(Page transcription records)
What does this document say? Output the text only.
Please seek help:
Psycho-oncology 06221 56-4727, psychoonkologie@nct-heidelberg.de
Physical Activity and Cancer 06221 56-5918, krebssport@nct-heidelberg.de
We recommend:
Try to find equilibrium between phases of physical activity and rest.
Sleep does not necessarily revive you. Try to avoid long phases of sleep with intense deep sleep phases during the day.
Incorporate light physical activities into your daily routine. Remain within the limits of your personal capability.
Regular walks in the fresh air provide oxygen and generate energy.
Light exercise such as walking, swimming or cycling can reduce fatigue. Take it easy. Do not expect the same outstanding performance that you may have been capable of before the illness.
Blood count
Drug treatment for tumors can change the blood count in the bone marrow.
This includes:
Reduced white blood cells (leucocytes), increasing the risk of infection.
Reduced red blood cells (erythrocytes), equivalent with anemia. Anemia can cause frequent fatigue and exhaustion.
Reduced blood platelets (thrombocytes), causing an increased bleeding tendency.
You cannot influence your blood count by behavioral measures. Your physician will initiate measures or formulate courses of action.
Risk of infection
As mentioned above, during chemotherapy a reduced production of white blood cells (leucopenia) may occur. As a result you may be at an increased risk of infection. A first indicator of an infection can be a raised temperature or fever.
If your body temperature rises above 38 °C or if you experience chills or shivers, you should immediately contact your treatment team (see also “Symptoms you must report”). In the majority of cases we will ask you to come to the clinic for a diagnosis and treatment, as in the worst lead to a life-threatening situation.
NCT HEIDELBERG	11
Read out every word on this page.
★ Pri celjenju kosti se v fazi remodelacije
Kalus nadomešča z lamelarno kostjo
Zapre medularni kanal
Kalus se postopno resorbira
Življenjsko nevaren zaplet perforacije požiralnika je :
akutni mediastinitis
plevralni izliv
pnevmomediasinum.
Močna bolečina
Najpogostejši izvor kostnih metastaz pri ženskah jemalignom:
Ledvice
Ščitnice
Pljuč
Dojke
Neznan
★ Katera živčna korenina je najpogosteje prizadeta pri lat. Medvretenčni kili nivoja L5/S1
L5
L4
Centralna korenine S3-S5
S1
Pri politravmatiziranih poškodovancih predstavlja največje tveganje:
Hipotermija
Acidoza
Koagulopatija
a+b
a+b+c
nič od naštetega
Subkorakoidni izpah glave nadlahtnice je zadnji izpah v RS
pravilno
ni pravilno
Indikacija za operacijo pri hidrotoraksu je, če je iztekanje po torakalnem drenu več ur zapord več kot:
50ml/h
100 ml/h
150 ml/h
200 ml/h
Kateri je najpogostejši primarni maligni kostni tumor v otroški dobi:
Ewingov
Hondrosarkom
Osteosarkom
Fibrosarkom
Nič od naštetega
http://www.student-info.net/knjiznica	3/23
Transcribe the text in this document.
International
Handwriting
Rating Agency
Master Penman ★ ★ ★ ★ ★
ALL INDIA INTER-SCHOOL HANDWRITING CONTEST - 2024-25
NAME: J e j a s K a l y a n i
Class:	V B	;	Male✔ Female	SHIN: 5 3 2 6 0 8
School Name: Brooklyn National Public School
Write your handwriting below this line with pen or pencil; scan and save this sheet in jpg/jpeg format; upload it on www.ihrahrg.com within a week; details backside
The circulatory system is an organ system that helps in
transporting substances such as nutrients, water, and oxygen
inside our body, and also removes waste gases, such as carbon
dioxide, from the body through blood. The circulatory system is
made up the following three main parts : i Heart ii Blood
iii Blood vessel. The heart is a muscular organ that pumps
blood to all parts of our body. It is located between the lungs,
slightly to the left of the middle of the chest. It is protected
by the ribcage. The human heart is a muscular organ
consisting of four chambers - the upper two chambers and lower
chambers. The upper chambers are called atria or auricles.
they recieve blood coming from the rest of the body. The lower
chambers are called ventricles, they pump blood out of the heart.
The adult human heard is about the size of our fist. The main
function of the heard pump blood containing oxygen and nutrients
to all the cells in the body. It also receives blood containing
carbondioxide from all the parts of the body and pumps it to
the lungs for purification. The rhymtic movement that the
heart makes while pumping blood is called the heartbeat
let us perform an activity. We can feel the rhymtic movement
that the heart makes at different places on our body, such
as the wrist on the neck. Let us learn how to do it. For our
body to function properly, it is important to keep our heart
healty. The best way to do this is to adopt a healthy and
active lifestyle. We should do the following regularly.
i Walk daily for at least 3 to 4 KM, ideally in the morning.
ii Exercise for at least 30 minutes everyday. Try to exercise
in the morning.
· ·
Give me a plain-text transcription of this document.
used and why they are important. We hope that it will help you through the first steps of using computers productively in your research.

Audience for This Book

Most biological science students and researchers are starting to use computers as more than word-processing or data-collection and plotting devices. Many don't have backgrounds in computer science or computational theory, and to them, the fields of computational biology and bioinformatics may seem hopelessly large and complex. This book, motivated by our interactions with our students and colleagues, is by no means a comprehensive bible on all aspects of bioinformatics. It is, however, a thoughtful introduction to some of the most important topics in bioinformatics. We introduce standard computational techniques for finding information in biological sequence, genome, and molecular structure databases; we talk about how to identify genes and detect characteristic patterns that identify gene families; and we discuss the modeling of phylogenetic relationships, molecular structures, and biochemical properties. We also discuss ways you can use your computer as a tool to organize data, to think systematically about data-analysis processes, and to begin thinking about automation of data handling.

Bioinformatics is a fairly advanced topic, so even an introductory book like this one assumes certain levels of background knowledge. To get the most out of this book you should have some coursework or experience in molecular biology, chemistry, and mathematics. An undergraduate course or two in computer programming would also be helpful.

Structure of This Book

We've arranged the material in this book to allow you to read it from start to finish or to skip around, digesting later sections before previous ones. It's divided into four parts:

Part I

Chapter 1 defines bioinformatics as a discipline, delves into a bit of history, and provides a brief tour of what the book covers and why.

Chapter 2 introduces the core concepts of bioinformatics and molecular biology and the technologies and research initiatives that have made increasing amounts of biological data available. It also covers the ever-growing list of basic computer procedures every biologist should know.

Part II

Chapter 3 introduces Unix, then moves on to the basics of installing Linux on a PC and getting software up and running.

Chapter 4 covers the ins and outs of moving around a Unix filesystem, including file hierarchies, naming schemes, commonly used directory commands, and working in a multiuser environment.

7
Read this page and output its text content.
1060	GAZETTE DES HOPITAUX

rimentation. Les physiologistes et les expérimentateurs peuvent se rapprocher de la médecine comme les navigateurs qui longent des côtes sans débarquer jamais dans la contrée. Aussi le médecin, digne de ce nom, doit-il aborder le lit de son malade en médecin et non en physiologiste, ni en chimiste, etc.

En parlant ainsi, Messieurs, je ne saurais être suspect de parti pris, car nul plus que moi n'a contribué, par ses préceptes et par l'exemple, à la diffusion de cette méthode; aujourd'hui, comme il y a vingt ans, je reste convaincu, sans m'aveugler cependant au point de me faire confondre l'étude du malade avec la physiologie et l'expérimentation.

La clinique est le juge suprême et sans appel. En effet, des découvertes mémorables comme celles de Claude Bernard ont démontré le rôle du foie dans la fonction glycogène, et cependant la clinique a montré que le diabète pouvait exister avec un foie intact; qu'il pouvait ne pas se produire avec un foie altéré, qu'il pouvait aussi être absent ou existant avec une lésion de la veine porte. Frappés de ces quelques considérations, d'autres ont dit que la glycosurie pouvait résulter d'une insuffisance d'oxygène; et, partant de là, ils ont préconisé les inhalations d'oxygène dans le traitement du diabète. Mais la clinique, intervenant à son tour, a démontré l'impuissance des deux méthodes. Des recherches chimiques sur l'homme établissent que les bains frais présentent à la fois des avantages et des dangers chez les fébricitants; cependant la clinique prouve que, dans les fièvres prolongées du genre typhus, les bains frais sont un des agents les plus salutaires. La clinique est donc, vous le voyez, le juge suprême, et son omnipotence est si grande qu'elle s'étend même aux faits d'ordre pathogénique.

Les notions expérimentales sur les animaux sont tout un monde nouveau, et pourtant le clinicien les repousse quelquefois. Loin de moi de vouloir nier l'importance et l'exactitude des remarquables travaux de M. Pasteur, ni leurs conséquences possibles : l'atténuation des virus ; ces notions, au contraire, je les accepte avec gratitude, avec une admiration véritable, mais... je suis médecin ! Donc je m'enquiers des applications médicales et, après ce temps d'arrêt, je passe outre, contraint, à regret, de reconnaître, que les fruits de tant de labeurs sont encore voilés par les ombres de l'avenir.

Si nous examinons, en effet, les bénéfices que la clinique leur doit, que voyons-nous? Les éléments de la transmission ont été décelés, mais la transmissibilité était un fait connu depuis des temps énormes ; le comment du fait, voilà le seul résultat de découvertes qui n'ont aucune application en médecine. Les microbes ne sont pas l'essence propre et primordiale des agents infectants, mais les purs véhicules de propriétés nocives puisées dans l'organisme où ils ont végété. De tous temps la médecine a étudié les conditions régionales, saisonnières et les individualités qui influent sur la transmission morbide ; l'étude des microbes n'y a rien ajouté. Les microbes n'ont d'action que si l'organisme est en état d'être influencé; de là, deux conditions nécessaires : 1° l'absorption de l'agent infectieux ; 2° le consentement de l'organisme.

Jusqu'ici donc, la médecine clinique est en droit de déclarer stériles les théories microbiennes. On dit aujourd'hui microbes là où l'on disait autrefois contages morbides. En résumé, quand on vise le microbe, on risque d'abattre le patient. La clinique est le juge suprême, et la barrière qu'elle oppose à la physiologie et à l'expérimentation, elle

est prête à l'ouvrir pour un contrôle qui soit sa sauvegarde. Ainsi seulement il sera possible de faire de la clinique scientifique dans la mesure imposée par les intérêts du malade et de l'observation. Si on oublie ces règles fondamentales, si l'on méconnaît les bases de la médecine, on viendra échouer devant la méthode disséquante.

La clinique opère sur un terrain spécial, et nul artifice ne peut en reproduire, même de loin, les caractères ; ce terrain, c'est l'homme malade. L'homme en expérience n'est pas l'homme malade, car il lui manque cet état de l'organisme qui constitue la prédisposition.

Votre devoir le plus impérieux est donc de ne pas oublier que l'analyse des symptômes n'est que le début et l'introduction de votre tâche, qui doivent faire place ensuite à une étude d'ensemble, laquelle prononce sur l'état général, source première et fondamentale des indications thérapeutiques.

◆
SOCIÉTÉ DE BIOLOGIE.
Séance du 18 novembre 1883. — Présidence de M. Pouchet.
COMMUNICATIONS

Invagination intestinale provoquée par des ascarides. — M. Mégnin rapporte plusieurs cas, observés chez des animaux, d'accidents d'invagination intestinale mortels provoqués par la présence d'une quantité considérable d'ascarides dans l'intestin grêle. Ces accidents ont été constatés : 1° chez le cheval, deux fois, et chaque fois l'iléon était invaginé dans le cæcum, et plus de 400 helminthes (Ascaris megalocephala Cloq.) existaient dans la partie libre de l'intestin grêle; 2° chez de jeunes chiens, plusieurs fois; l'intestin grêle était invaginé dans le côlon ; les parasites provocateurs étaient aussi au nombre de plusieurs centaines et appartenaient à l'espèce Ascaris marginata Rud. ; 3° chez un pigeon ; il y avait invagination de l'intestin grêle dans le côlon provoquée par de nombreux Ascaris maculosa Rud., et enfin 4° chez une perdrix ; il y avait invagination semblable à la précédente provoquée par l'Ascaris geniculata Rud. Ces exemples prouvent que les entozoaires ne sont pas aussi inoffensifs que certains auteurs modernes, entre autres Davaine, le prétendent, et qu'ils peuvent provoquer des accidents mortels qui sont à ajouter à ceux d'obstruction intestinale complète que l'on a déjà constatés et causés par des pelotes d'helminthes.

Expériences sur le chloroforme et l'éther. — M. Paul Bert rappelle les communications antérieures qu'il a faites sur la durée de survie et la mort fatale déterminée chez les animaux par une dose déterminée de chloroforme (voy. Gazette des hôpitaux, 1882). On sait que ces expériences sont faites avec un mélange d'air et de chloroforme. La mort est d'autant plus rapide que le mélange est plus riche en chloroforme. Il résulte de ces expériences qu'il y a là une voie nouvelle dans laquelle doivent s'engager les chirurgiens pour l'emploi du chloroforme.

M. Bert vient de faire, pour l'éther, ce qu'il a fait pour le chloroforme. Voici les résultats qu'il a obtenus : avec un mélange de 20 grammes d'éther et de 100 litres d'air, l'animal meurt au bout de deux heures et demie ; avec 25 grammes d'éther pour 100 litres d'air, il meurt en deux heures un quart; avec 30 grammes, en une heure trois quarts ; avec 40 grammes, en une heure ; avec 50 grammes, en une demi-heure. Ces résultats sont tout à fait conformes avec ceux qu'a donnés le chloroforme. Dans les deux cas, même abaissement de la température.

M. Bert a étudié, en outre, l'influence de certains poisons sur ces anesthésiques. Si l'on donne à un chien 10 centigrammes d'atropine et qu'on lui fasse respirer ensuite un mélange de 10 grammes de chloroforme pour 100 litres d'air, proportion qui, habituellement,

What is required: Please copy every line from the entries that includes the word "white".

Response area:
Reduced white blood cells (leucocytes), increasing the risk of infection.
As mentioned above, during chemotherapy a reduced production of white blood cells (leucopenia) may occur. As a result you may be at an increased risk of infection. A first indicator of an infection can be a raised temperature or fever.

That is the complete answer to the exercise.